400 kilometer in 8 dagen. Loop je een stukkie mee?
Vrijdag 21 mei trek ik de voordeur achter me dicht in Amsterdam-West. Samen met Klaas (ja, de columnist van Mystical Miles) sla ik linksaf, richting het Rembrandtpark, een park waar ik al honderden keren doorheen rende. Soms zo hard mogelijk op een Strava-segment, soms rustig als start van een rustig rondje.
Vrijdag loop ik er met een ander gevoel dan anders.
Met opwinding.
En spanning.
En zenuwen.
En voorpret.
Dat vooral: voorpret. Het gevoel dat je hebt als je met een tentje en goed gezelschap op weg bent naar de Alpen, met het vooruitzicht van een lege agenda en een hart vol avontuurlijke opwinding.
Klaas en ik gaan 21 mei niet naar de Alpen. We zoeken de avontuurlijke opwinding dichter bij huis. We rennen vanuit Amsterdam 8 dagen op een rij 50 kilometer per dag. Na 8 acht dagen en 400 kilometer zijn we gewoon weer terug in Amsterdam.

_Gegevensdeel_

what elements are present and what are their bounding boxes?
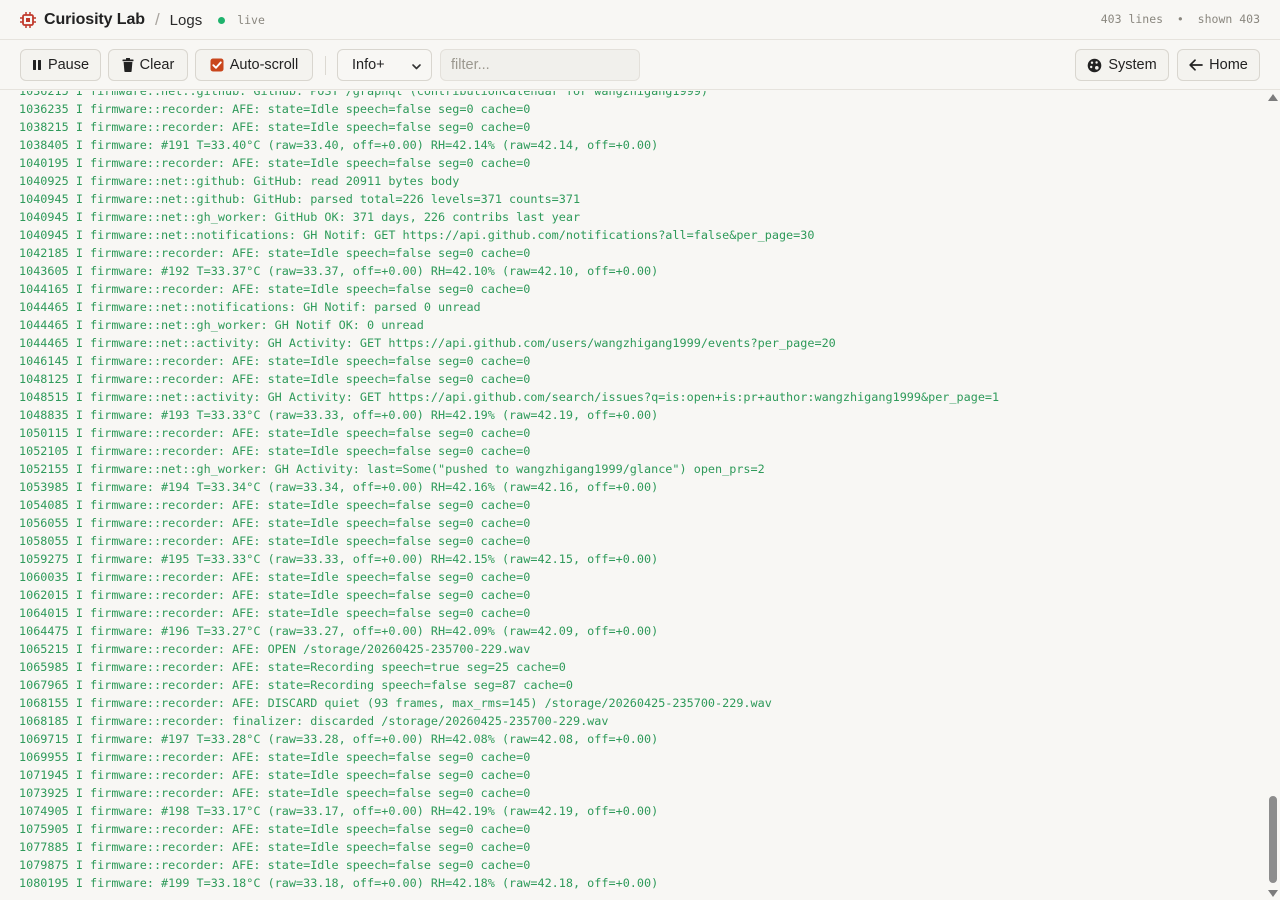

_Opdracht 1_
Noem alle gevoelens die de tekst over de hardlooptocht opsomt direct na de zin "Vrijdag loop ik er met een ander gevoel dan anders."
_Opdracht 2_
Pak de tekst over de hardlooptocht vanuit Amsterdam op waar die ophoudt, en schrijf hem verder.

_Antwoord 1_
Opwinding, spanning, zenuwen en voorpret.

_Antwoord 2_
Een rondje Nederland.
Amsterdam – Hagestein – Zaltbommel – Ewijk – Kootwijk – Dronten – Lelystad – Amsterdam
Tijden zijn niet belangrijk, de exacte route is niet belangrijk, vertrektijden en aankomsttijden zijn nog niet duidelijk. We zien wel. Het enige dat we zeker weten, is dat er momenten zijn dat we geen zin meer hebben om te lopen: spierpijn, blaren, verveling en vermoeidheid. Lopers weten waarom sommige duurlopen een strijd zijn. Waarom we dan toch zo ver gaan lopen? Omdat lopers ook weten dat na de spierpijn, de zingeving volgt en na blaren, verveling en vermoeidheid, word je beloond. Het is onmogelijk om dat uit te leggen aan niet-lopers. Tijdens de kilometers dat je nergens aan denkt, behalve aan je volgende stap en je huidige ademhaling. Dat is de kunst en de voldoening.
Ja maar waarom dan?
Daarom.
Voor niet-lopers is zo’n antwoord een zwaktebod. Daarom is geen reden. Maar voor mede-lopers is dat de kern. Die snappen het. Niks zwaktebod, we communiceren alleen niet via taal, maar direct van hart-tot-hart.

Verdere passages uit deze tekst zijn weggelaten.